● Written request:
Copy out all lines that carry the word "أخبرنا".
>> START
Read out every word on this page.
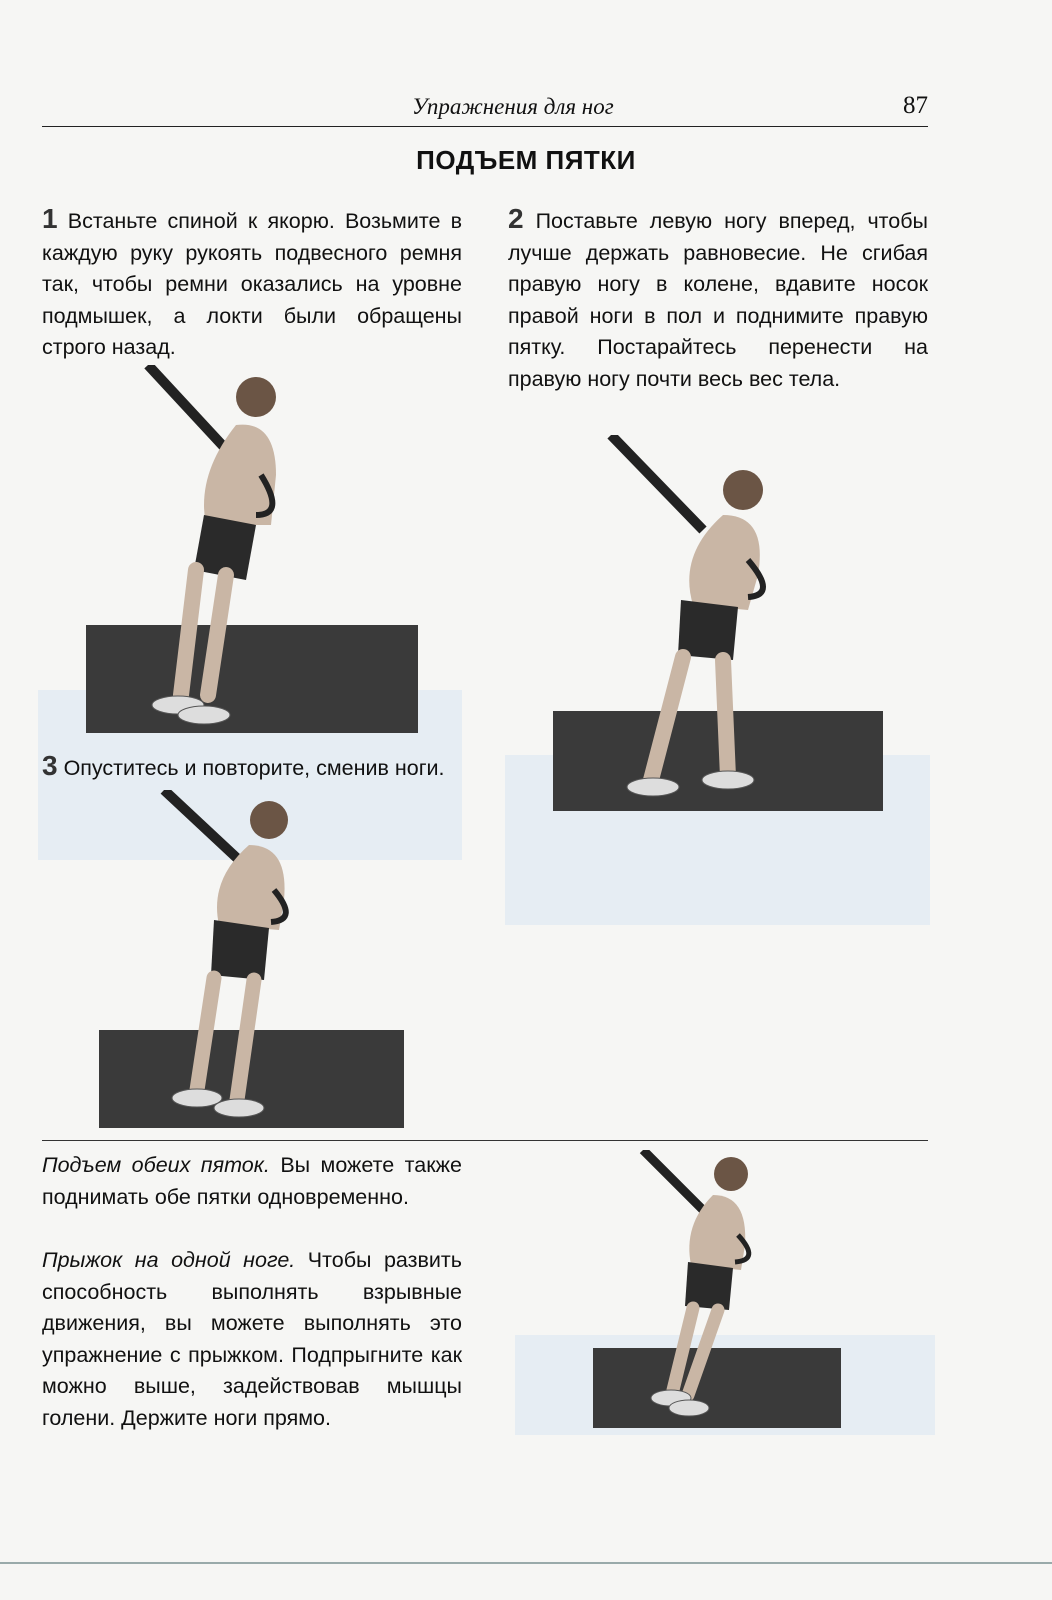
Упражнения для ног	87
ПОДЪЕМ ПЯТКИ
1 Встаньте спиной к якорю. Возьмите в каждую руку рукоять подвесного ремня так, чтобы ремни оказались на уровне подмышек, а локти были обращены строго назад.
2 Поставьте левую ногу вперед, чтобы лучше держать равновесие. Не сгибая правую ногу в колене, вдавите носок правой ноги в пол и поднимите правую пятку. Постарайтесь перенести на правую ногу почти весь вес тела.
3 Опуститесь и повторите, сменив ноги.
Подъем обеих пяток. Вы можете также поднимать обе пятки одновременно.
Прыжок на одной ноге. Чтобы развить способность выполнять взрывные движения, вы можете выполнять это упражнение с прыжком. Подпрыгните как можно выше, задействовав мышцы голени. Держите ноги прямо.
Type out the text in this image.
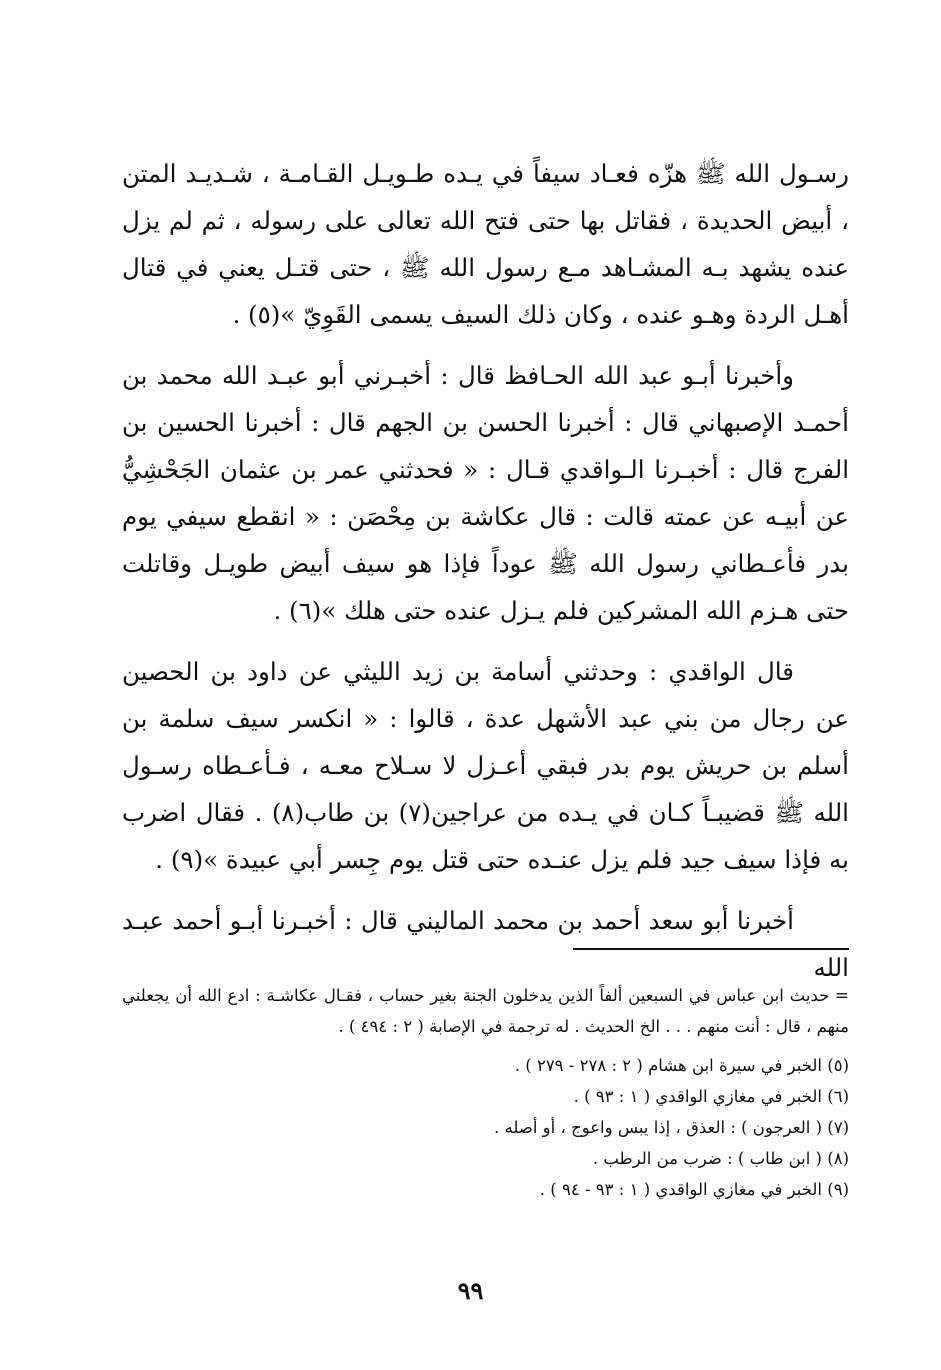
رسـول الله ﷺ هزّه فعـاد سيفاً في يـده طـويـل القـامـة ، شـديـد المتن ، أبيض الحديدة ، فقاتل بها حتى فتح الله تعالى على رسوله ، ثم لم يزل عنده يشهد بـه المشـاهد مـع رسول الله ﷺ ، حتى قتـل يعني في قتال أهـل الردة وهـو عنده ، وكان ذلك السيف يسمى القَوِيّ »(٥) .

وأخبرنا أبـو عبد الله الحـافظ قال : أخبـرني أبو عبـد الله محمد بن أحمـد الإصبهاني قال : أخبرنا الحسن بن الجهم قال : أخبرنا الحسين بن الفرج قال : أخبـرنا الـواقدي قـال : « فحدثني عمر بن عثمان الجَحْشِيُّ عن أبيـه عن عمته قالت : قال عكاشة بن مِحْصَن : « انقطع سيفي يوم بدر فأعـطاني رسول الله ﷺ عوداً فإذا هو سيف أبيض طويـل وقاتلت حتى هـزم الله المشركين فلم يـزل عنده حتى هلك »(٦) .

قال الواقدي : وحدثني أسامة بن زيد الليثي عن داود بن الحصين عن رجال من بني عبد الأشهل عدة ، قالوا : « انكسر سيف سلمة بن أسلم بن حريش يوم بدر فبقي أعـزل لا سـلاح معـه ، فـأعـطاه رسـول الله ﷺ قضيبـاً كـان في يـده من عراجين(٧) بن طاب(٨) . فقال اضرب به فإذا سيف جيد فلم يزل عنـده حتى قتل يوم جِسر أبي عبيدة »(٩) .

أخبرنا أبو سعد أحمد بن محمد الماليني قال : أخبـرنا أبـو أحمد عبـد الله

= حديث ابن عباس في السبعين ألفاً الذين يدخلون الجنة بغير حساب ، فقـال عكاشـة : ادع الله أن يجعلني منهم ، قال : أنت منهم . . . الخ الحديث . له ترجمة في الإصابة ( ٢ : ٤٩٤ ) .

(٥) الخبر في سيرة ابن هشام ( ٢ : ٢٧٨ - ٢٧٩ ) .

(٦) الخبر في مغازي الواقدي ( ١ : ٩٣ ) .

(٧) ( العرجون ) : العذق ، إذا يبس واعوج ، أو أصله .

(٨) ( ابن طاب ) : ضرب من الرطب .

(٩) الخبر في مغازي الواقدي ( ١ : ٩٣ - ٩٤ ) .

٩٩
>> END
● Solution to the exercise:
وأخبرنا أبـو عبد الله الحـافظ قال : أخبـرني أبو عبـد الله محمد بن أحمـد الإصبهاني قال : أخبرنا الحسن بن الجهم قال : أخبرنا الحسين بن الفرج قال : أخبـرنا الـواقدي قـال : « فحدثني عمر بن عثمان الجَحْشِيُّ عن أبيـه عن عمته قالت : قال عكاشة بن مِحْصَن : « انقطع سيفي يوم بدر فأعـطاني رسول الله ﷺ عوداً فإذا هو سيف أبيض طويـل وقاتلت حتى هـزم الله المشركين فلم يـزل عنده حتى هلك »(٦) .
أخبرنا أبو سعد أحمد بن محمد الماليني قال : أخبـرنا أبـو أحمد عبـد الله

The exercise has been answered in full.